Instructions for the task: Collect from the data below each line with "Energy".

- - - - - - -

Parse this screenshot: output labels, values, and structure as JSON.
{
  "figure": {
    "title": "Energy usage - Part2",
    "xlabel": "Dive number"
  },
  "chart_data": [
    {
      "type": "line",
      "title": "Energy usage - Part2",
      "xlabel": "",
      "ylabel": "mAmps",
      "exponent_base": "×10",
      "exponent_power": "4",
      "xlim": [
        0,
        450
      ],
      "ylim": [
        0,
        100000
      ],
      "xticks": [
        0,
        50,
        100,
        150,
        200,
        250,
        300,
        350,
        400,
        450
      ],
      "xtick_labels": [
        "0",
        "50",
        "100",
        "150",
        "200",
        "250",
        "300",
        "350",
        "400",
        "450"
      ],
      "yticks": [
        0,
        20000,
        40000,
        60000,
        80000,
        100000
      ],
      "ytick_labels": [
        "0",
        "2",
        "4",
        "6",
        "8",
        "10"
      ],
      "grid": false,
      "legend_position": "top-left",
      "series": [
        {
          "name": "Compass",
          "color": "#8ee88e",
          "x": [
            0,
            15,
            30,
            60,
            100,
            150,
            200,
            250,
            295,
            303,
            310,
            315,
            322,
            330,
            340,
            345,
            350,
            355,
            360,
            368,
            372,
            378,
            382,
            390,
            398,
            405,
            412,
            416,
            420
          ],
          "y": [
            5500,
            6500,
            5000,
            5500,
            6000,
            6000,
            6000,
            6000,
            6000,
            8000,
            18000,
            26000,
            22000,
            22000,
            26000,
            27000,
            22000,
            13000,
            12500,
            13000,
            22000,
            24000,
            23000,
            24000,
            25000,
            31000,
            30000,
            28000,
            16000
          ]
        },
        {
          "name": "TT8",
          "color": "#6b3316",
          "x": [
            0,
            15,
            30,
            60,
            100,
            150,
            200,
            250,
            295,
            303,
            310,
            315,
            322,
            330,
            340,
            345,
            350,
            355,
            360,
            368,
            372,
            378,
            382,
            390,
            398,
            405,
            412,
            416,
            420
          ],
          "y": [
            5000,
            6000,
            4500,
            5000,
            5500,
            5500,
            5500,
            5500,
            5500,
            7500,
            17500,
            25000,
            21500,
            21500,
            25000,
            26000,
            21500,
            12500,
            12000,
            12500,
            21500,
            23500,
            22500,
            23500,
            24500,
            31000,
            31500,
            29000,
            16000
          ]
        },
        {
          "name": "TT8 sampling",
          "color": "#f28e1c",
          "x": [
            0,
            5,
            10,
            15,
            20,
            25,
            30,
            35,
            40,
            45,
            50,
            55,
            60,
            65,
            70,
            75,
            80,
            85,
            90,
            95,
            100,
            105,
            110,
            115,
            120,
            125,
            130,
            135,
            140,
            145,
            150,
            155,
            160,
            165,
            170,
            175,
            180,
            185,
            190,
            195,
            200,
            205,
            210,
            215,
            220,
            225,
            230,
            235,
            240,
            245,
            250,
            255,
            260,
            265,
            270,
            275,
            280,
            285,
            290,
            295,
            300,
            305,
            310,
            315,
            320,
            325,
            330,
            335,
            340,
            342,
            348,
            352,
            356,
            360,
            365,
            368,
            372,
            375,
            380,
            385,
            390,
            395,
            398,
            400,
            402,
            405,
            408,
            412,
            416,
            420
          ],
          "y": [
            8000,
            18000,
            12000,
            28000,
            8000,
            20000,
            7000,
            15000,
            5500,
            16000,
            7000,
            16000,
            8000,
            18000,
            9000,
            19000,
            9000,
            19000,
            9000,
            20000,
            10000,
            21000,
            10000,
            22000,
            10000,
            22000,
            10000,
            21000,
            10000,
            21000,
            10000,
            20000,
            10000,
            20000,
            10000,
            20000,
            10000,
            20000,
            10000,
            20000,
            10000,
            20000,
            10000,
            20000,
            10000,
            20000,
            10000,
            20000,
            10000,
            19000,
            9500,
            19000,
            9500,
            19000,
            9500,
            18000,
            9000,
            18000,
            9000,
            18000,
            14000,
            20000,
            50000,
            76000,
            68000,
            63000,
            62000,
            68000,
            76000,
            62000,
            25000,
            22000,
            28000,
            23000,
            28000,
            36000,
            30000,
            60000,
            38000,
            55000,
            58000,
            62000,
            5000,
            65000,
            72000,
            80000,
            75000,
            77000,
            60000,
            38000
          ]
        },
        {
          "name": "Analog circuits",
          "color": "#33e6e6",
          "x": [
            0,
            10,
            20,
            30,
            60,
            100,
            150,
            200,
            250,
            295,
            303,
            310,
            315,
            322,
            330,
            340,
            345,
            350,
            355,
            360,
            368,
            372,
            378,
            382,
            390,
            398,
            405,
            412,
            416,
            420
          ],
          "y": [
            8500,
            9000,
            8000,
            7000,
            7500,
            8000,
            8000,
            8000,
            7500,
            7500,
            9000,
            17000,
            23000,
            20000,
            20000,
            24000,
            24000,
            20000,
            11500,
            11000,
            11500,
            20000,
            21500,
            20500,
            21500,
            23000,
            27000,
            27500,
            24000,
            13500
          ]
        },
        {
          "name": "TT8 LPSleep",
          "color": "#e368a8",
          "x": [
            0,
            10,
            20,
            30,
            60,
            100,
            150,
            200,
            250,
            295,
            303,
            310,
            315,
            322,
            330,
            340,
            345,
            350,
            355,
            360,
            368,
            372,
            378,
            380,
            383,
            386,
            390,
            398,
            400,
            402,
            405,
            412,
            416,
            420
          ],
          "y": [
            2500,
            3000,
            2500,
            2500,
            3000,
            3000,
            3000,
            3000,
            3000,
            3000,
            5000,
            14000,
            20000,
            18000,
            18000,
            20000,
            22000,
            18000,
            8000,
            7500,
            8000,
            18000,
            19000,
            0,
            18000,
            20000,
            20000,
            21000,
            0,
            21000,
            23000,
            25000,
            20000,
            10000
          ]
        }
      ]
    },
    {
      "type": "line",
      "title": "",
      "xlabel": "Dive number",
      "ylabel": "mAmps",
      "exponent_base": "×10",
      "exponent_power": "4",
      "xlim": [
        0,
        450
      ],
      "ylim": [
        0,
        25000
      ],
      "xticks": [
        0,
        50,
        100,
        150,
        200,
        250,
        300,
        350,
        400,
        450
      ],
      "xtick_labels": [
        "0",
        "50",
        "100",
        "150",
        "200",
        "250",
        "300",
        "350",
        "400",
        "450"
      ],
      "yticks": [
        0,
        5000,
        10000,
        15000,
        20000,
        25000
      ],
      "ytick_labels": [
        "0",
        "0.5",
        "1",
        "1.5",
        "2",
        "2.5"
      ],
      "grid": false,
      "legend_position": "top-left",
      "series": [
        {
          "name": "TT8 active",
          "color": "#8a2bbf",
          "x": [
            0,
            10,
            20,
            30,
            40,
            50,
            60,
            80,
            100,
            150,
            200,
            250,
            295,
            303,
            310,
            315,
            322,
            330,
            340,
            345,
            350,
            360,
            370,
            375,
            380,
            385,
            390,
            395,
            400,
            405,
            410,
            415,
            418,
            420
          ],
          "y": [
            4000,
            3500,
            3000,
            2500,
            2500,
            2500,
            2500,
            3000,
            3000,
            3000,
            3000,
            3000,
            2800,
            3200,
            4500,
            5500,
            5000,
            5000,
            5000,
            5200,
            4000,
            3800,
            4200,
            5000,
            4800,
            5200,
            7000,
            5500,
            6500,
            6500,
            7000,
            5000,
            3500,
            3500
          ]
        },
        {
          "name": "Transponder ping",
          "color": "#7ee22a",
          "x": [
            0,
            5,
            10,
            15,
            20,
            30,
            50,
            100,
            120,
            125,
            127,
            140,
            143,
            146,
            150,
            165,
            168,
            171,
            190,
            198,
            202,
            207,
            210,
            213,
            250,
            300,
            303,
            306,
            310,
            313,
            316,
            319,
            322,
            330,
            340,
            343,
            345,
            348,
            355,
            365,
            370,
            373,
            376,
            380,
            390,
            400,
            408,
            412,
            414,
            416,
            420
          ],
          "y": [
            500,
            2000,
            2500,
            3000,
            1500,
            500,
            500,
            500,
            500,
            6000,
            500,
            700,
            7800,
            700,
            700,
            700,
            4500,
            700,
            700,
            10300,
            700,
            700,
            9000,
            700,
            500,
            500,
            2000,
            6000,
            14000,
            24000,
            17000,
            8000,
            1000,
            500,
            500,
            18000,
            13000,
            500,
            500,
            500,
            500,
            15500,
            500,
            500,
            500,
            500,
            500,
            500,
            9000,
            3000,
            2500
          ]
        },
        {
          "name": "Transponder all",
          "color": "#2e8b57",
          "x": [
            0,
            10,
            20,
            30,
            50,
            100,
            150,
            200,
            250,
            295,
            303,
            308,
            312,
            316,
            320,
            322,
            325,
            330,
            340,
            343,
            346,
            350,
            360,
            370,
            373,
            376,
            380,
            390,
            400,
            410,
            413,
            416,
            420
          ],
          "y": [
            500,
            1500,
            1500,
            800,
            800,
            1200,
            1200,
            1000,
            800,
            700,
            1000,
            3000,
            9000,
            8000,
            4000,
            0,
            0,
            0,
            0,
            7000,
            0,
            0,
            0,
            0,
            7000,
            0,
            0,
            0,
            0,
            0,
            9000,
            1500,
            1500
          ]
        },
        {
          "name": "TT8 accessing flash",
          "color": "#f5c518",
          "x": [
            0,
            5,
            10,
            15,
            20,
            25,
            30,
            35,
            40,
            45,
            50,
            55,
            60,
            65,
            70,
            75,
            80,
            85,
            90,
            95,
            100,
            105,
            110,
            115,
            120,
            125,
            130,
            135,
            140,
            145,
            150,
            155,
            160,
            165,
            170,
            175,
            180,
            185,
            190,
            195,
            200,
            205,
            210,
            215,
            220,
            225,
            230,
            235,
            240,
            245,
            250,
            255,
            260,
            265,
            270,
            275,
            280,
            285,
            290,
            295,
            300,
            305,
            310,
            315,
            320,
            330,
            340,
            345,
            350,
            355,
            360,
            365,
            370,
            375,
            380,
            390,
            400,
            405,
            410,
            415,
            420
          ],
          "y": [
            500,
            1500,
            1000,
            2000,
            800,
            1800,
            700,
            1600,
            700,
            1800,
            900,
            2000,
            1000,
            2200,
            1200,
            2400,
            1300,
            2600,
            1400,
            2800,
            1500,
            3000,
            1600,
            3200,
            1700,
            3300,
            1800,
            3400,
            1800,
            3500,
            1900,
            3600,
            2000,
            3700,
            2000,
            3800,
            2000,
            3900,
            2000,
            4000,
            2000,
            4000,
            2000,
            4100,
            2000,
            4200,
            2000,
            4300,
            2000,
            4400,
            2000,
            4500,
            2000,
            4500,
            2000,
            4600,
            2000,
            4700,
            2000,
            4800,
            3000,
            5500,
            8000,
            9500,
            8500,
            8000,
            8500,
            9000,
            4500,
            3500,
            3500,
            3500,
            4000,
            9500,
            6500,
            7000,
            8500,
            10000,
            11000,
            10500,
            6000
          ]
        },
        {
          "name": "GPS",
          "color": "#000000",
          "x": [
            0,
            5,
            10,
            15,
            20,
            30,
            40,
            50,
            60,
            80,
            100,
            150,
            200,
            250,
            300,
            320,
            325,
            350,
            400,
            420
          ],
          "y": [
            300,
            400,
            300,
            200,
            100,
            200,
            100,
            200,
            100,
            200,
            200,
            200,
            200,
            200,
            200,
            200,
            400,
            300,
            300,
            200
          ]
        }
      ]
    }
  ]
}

- - - - - - -

Correct output:
    "title": "Energy usage - Part2",
      "title": "Energy usage - Part2",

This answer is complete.